>>>>
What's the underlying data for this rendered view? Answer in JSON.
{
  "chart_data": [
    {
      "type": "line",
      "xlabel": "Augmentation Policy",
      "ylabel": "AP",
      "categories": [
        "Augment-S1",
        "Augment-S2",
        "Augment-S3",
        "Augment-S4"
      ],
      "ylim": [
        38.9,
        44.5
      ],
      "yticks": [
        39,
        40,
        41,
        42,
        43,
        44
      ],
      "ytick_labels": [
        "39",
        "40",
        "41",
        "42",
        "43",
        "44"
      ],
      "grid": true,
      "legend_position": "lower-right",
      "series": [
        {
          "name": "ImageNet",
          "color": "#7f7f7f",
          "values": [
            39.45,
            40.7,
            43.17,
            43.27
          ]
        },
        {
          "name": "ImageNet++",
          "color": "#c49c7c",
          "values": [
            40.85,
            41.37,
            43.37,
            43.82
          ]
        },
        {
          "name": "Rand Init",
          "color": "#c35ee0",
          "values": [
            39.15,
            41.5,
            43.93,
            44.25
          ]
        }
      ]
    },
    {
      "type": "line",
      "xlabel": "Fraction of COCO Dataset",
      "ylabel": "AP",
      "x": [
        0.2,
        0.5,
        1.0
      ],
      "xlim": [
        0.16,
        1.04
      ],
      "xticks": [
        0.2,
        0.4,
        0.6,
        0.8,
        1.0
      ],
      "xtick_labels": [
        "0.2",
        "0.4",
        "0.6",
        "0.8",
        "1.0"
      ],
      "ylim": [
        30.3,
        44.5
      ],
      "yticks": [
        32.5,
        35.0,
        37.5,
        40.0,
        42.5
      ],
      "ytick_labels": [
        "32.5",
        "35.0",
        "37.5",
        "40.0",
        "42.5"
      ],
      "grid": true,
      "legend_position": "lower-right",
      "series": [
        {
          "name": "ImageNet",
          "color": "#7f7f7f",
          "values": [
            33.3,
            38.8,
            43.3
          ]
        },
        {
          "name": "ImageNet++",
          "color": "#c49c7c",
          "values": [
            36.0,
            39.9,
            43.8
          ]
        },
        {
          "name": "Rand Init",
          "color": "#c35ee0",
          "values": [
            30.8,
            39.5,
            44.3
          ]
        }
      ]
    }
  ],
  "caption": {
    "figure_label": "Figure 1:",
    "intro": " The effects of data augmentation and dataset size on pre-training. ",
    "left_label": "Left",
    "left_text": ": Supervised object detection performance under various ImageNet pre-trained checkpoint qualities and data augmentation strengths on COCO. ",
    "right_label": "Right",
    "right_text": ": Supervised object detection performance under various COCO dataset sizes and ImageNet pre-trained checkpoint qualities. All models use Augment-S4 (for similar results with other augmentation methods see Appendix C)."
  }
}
<<<<
### YOUR TASK
Write out the data again, exactly and in full.

### WORKED SOLUTION
What's the underlying data for this rendered view? Answer in JSON.
{
  "chart_data": [
    {
      "type": "line",
      "xlabel": "Augmentation Policy",
      "ylabel": "AP",
      "categories": [
        "Augment-S1",
        "Augment-S2",
        "Augment-S3",
        "Augment-S4"
      ],
      "ylim": [
        38.9,
        44.5
      ],
      "yticks": [
        39,
        40,
        41,
        42,
        43,
        44
      ],
      "ytick_labels": [
        "39",
        "40",
        "41",
        "42",
        "43",
        "44"
      ],
      "grid": true,
      "legend_position": "lower-right",
      "series": [
        {
          "name": "ImageNet",
          "color": "#7f7f7f",
          "values": [
            39.45,
            40.7,
            43.17,
            43.27
          ]
        },
        {
          "name": "ImageNet++",
          "color": "#c49c7c",
          "values": [
            40.85,
            41.37,
            43.37,
            43.82
          ]
        },
        {
          "name": "Rand Init",
          "color": "#c35ee0",
          "values": [
            39.15,
            41.5,
            43.93,
            44.25
          ]
        }
      ]
    },
    {
      "type": "line",
      "xlabel": "Fraction of COCO Dataset",
      "ylabel": "AP",
      "x": [
        0.2,
        0.5,
        1.0
      ],
      "xlim": [
        0.16,
        1.04
      ],
      "xticks": [
        0.2,
        0.4,
        0.6,
        0.8,
        1.0
      ],
      "xtick_labels": [
        "0.2",
        "0.4",
        "0.6",
        "0.8",
        "1.0"
      ],
      "ylim": [
        30.3,
        44.5
      ],
      "yticks": [
        32.5,
        35.0,
        37.5,
        40.0,
        42.5
      ],
      "ytick_labels": [
        "32.5",
        "35.0",
        "37.5",
        "40.0",
        "42.5"
      ],
      "grid": true,
      "legend_position": "lower-right",
      "series": [
        {
          "name": "ImageNet",
          "color": "#7f7f7f",
          "values": [
            33.3,
            38.8,
            43.3
          ]
        },
        {
          "name": "ImageNet++",
          "color": "#c49c7c",
          "values": [
            36.0,
            39.9,
            43.8
          ]
        },
        {
          "name": "Rand Init",
          "color": "#c35ee0",
          "values": [
            30.8,
            39.5,
            44.3
          ]
        }
      ]
    }
  ],
  "caption": {
    "figure_label": "Figure 1:",
    "intro": " The effects of data augmentation and dataset size on pre-training. ",
    "left_label": "Left",
    "left_text": ": Supervised object detection performance under various ImageNet pre-trained checkpoint qualities and data augmentation strengths on COCO. ",
    "right_label": "Right",
    "right_text": ": Supervised object detection performance under various COCO dataset sizes and ImageNet pre-trained checkpoint qualities. All models use Augment-S4 (for similar results with other augmentation methods see Appendix C)."
  }
}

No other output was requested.